Requirement:
Go through the records below line by line, counting those that contain the word "домашние"; answer with the count only.

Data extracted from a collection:

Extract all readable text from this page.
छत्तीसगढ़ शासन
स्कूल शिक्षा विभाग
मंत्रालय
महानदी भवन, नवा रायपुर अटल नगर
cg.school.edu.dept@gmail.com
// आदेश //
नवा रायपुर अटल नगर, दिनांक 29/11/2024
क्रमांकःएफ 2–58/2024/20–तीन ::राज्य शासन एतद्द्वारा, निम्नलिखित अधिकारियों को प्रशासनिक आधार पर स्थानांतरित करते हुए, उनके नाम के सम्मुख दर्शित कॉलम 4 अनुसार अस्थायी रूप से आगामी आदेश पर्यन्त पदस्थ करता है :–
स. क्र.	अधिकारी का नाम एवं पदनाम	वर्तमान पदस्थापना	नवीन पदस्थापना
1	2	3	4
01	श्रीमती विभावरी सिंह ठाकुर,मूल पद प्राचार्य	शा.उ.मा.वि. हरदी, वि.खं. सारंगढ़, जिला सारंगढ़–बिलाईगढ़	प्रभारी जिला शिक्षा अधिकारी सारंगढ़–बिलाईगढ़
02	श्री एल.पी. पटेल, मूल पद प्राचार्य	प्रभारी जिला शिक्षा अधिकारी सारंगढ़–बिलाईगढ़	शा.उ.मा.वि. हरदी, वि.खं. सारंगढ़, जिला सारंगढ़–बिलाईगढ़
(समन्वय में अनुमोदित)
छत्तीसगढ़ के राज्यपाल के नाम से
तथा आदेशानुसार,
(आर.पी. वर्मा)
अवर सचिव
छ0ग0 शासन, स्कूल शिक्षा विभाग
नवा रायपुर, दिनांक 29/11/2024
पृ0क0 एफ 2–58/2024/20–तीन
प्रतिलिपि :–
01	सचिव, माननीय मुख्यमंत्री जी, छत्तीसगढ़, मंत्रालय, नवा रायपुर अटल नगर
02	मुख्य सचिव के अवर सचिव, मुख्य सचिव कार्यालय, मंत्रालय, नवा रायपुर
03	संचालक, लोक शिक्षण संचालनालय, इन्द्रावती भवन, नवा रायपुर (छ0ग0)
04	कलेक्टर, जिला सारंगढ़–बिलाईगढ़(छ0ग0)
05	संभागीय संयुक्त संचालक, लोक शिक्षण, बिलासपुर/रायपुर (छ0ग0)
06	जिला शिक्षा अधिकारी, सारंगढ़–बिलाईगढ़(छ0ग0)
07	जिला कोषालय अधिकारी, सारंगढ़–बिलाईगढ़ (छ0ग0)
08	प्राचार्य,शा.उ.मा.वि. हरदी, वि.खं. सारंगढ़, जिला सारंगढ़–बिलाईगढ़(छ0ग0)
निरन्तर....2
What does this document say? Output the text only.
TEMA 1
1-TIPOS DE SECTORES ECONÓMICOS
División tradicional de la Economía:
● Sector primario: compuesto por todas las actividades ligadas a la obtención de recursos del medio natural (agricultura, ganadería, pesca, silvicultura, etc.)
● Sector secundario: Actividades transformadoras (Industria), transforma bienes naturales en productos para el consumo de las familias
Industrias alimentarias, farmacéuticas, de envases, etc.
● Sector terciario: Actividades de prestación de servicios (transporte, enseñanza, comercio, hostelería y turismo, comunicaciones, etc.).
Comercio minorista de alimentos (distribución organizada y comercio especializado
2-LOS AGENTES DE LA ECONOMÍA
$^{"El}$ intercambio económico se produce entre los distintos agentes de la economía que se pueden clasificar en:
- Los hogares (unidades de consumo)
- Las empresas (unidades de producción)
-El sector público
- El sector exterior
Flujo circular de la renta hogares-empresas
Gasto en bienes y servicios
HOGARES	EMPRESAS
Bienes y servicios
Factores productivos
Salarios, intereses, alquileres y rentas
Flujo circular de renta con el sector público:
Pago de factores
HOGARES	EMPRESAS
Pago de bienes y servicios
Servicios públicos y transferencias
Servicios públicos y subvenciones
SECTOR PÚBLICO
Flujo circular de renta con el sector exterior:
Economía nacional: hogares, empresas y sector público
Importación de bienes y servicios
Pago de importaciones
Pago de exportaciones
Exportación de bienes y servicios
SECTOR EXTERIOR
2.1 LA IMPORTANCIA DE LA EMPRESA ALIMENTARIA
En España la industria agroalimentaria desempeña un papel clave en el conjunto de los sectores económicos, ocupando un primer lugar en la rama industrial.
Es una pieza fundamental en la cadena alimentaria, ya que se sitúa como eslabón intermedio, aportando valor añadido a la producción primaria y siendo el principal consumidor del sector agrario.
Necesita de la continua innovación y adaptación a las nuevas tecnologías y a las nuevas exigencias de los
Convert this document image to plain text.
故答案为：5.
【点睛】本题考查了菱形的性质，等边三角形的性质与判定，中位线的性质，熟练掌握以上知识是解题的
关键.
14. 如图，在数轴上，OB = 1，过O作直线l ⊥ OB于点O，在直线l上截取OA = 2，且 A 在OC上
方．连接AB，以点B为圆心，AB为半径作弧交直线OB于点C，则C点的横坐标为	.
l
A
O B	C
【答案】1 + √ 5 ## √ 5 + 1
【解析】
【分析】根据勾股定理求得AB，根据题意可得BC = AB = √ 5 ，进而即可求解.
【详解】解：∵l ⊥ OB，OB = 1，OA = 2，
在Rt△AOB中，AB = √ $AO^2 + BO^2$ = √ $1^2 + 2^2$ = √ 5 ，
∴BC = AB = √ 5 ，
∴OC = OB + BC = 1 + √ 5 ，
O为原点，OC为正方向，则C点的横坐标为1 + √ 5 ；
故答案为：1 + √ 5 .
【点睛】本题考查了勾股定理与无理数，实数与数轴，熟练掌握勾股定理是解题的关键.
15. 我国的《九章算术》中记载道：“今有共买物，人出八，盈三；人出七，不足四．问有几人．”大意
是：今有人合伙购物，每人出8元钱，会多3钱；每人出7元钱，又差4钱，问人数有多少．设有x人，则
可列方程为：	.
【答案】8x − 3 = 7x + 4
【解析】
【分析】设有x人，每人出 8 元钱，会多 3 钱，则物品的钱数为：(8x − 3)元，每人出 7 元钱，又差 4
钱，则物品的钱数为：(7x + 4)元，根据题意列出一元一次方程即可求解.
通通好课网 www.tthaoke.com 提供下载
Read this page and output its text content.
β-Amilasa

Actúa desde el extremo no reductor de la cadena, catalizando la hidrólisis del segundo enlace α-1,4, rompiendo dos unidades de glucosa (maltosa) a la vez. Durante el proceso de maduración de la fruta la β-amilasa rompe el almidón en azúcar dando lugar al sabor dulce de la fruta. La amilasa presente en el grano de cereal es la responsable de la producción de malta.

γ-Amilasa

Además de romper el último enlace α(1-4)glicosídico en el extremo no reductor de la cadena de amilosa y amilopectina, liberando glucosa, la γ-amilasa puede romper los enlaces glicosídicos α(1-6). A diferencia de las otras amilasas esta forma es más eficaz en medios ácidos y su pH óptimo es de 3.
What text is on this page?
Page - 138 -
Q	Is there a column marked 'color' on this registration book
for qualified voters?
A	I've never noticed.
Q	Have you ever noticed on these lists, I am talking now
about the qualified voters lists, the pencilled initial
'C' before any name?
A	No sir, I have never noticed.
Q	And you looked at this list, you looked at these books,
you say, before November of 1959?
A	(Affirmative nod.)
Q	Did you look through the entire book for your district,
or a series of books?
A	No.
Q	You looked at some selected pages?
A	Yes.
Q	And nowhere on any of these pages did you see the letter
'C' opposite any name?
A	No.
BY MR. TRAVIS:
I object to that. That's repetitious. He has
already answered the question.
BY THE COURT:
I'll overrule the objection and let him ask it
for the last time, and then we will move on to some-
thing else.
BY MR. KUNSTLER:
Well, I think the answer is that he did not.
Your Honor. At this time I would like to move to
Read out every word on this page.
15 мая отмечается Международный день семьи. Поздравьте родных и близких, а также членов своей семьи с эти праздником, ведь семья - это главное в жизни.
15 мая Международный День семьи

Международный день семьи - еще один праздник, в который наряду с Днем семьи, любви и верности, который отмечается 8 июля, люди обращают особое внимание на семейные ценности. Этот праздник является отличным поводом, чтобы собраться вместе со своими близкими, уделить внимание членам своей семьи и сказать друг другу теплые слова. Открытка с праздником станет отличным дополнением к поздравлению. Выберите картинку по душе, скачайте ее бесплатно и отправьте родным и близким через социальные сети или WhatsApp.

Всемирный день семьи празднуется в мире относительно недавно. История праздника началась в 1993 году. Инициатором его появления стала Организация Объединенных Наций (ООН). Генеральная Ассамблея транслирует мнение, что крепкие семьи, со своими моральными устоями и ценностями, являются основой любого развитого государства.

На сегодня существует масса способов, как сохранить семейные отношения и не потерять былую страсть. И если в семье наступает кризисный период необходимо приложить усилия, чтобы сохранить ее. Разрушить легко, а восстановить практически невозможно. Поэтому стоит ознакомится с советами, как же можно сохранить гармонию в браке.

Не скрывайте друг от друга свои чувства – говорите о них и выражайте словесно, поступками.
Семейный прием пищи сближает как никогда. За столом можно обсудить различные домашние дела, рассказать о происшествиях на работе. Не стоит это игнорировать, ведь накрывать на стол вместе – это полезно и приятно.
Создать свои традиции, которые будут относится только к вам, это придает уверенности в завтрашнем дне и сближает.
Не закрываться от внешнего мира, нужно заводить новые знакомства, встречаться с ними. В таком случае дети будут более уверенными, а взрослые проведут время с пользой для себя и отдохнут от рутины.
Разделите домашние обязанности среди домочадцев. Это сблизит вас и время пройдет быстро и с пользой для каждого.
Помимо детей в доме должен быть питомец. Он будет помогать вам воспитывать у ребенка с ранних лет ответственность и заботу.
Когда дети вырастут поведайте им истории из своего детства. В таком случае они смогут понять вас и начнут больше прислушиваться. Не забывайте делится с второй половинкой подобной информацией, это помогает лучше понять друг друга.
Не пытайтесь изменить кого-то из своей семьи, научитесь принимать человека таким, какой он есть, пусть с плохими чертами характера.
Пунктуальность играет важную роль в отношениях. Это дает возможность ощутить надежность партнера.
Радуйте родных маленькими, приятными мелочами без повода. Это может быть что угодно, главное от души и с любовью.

Response to this task:
2